**What you have to do:** Here are some records. Copy each one exactly.
··· Supplied information
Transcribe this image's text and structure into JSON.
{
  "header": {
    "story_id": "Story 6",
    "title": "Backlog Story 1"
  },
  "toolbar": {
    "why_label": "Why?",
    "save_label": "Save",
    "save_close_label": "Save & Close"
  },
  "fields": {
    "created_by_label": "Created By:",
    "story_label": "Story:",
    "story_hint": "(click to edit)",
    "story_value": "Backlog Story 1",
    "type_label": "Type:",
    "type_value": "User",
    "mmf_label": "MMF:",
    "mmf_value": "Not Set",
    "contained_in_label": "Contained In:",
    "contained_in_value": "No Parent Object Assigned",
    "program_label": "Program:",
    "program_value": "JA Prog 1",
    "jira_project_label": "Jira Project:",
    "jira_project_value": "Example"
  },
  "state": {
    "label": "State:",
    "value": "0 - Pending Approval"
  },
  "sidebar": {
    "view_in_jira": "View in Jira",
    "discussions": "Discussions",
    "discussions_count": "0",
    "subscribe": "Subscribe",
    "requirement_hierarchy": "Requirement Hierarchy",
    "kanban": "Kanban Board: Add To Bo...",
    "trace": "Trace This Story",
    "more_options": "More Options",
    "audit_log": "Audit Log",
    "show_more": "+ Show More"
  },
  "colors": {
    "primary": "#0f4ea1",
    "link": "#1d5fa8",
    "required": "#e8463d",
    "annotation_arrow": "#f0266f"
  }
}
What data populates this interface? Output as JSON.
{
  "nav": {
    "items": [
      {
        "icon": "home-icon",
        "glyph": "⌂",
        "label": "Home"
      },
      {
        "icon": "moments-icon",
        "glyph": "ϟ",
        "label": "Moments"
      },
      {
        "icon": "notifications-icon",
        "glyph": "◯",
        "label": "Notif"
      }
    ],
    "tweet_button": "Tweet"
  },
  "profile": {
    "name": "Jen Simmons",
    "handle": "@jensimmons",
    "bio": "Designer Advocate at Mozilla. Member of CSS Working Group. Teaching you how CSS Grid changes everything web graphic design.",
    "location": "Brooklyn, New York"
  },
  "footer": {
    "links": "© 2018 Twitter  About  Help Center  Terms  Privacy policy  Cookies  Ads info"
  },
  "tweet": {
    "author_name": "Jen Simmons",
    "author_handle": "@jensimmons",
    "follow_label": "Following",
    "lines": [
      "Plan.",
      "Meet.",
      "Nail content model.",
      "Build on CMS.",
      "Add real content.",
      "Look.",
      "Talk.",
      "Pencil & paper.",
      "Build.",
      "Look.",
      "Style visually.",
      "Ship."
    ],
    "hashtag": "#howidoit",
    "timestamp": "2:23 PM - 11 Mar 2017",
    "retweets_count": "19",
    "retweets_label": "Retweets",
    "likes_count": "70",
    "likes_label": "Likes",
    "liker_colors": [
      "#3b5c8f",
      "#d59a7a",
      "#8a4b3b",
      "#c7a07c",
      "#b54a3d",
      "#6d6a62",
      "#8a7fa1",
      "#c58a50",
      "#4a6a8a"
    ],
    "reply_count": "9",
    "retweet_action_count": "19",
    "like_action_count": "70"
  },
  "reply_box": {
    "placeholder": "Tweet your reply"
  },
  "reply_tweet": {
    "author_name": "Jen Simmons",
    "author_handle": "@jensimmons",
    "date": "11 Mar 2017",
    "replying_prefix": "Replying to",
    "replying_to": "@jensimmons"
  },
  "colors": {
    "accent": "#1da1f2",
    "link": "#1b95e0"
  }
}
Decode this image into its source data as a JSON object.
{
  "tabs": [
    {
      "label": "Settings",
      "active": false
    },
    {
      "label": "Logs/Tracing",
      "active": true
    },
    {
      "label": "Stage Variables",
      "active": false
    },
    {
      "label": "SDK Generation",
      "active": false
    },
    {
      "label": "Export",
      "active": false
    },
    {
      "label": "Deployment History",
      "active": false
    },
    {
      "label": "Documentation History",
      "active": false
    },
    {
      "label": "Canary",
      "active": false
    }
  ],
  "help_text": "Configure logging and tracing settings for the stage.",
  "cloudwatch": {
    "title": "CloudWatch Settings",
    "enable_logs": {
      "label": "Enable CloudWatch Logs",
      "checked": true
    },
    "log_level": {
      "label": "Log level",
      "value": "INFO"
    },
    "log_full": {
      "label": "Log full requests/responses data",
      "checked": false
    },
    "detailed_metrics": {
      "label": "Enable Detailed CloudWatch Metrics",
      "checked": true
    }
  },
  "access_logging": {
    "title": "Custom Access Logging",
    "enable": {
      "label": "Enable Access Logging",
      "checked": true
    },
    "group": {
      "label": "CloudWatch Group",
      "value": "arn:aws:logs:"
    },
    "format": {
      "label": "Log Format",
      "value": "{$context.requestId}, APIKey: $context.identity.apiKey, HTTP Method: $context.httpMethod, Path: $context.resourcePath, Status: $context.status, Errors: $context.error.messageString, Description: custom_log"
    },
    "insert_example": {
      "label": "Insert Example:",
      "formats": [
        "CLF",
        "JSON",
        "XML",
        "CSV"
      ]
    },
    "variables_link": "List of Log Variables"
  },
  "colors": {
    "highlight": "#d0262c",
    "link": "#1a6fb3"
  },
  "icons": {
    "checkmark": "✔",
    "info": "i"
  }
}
······
**Correct answer:**
Transcribe this image's text and structure into JSON.
{
  "header": {
    "story_id": "Story 6",
    "title": "Backlog Story 1"
  },
  "toolbar": {
    "why_label": "Why?",
    "save_label": "Save",
    "save_close_label": "Save & Close"
  },
  "fields": {
    "created_by_label": "Created By:",
    "story_label": "Story:",
    "story_hint": "(click to edit)",
    "story_value": "Backlog Story 1",
    "type_label": "Type:",
    "type_value": "User",
    "mmf_label": "MMF:",
    "mmf_value": "Not Set",
    "contained_in_label": "Contained In:",
    "contained_in_value": "No Parent Object Assigned",
    "program_label": "Program:",
    "program_value": "JA Prog 1",
    "jira_project_label": "Jira Project:",
    "jira_project_value": "Example"
  },
  "state": {
    "label": "State:",
    "value": "0 - Pending Approval"
  },
  "sidebar": {
    "view_in_jira": "View in Jira",
    "discussions": "Discussions",
    "discussions_count": "0",
    "subscribe": "Subscribe",
    "requirement_hierarchy": "Requirement Hierarchy",
    "kanban": "Kanban Board: Add To Bo...",
    "trace": "Trace This Story",
    "more_options": "More Options",
    "audit_log": "Audit Log",
    "show_more": "+ Show More"
  },
  "colors": {
    "primary": "#0f4ea1",
    "link": "#1d5fa8",
    "required": "#e8463d",
    "annotation_arrow": "#f0266f"
  }
}
What data populates this interface? Output as JSON.
{
  "nav": {
    "items": [
      {
        "icon": "home-icon",
        "glyph": "⌂",
        "label": "Home"
      },
      {
        "icon": "moments-icon",
        "glyph": "ϟ",
        "label": "Moments"
      },
      {
        "icon": "notifications-icon",
        "glyph": "◯",
        "label": "Notif"
      }
    ],
    "tweet_button": "Tweet"
  },
  "profile": {
    "name": "Jen Simmons",
    "handle": "@jensimmons",
    "bio": "Designer Advocate at Mozilla. Member of CSS Working Group. Teaching you how CSS Grid changes everything web graphic design.",
    "location": "Brooklyn, New York"
  },
  "footer": {
    "links": "© 2018 Twitter  About  Help Center  Terms  Privacy policy  Cookies  Ads info"
  },
  "tweet": {
    "author_name": "Jen Simmons",
    "author_handle": "@jensimmons",
    "follow_label": "Following",
    "lines": [
      "Plan.",
      "Meet.",
      "Nail content model.",
      "Build on CMS.",
      "Add real content.",
      "Look.",
      "Talk.",
      "Pencil & paper.",
      "Build.",
      "Look.",
      "Style visually.",
      "Ship."
    ],
    "hashtag": "#howidoit",
    "timestamp": "2:23 PM - 11 Mar 2017",
    "retweets_count": "19",
    "retweets_label": "Retweets",
    "likes_count": "70",
    "likes_label": "Likes",
    "liker_colors": [
      "#3b5c8f",
      "#d59a7a",
      "#8a4b3b",
      "#c7a07c",
      "#b54a3d",
      "#6d6a62",
      "#8a7fa1",
      "#c58a50",
      "#4a6a8a"
    ],
    "reply_count": "9",
    "retweet_action_count": "19",
    "like_action_count": "70"
  },
  "reply_box": {
    "placeholder": "Tweet your reply"
  },
  "reply_tweet": {
    "author_name": "Jen Simmons",
    "author_handle": "@jensimmons",
    "date": "11 Mar 2017",
    "replying_prefix": "Replying to",
    "replying_to": "@jensimmons"
  },
  "colors": {
    "accent": "#1da1f2",
    "link": "#1b95e0"
  }
}
Decode this image into its source data as a JSON object.
{
  "tabs": [
    {
      "label": "Settings",
      "active": false
    },
    {
      "label": "Logs/Tracing",
      "active": true
    },
    {
      "label": "Stage Variables",
      "active": false
    },
    {
      "label": "SDK Generation",
      "active": false
    },
    {
      "label": "Export",
      "active": false
    },
    {
      "label": "Deployment History",
      "active": false
    },
    {
      "label": "Documentation History",
      "active": false
    },
    {
      "label": "Canary",
      "active": false
    }
  ],
  "help_text": "Configure logging and tracing settings for the stage.",
  "cloudwatch": {
    "title": "CloudWatch Settings",
    "enable_logs": {
      "label": "Enable CloudWatch Logs",
      "checked": true
    },
    "log_level": {
      "label": "Log level",
      "value": "INFO"
    },
    "log_full": {
      "label": "Log full requests/responses data",
      "checked": false
    },
    "detailed_metrics": {
      "label": "Enable Detailed CloudWatch Metrics",
      "checked": true
    }
  },
  "access_logging": {
    "title": "Custom Access Logging",
    "enable": {
      "label": "Enable Access Logging",
      "checked": true
    },
    "group": {
      "label": "CloudWatch Group",
      "value": "arn:aws:logs:"
    },
    "format": {
      "label": "Log Format",
      "value": "{$context.requestId}, APIKey: $context.identity.apiKey, HTTP Method: $context.httpMethod, Path: $context.resourcePath, Status: $context.status, Errors: $context.error.messageString, Description: custom_log"
    },
    "insert_example": {
      "label": "Insert Example:",
      "formats": [
        "CLF",
        "JSON",
        "XML",
        "CSV"
      ]
    },
    "variables_link": "List of Log Variables"
  },
  "colors": {
    "highlight": "#d0262c",
    "link": "#1a6fb3"
  },
  "icons": {
    "checkmark": "✔",
    "info": "i"
  }
}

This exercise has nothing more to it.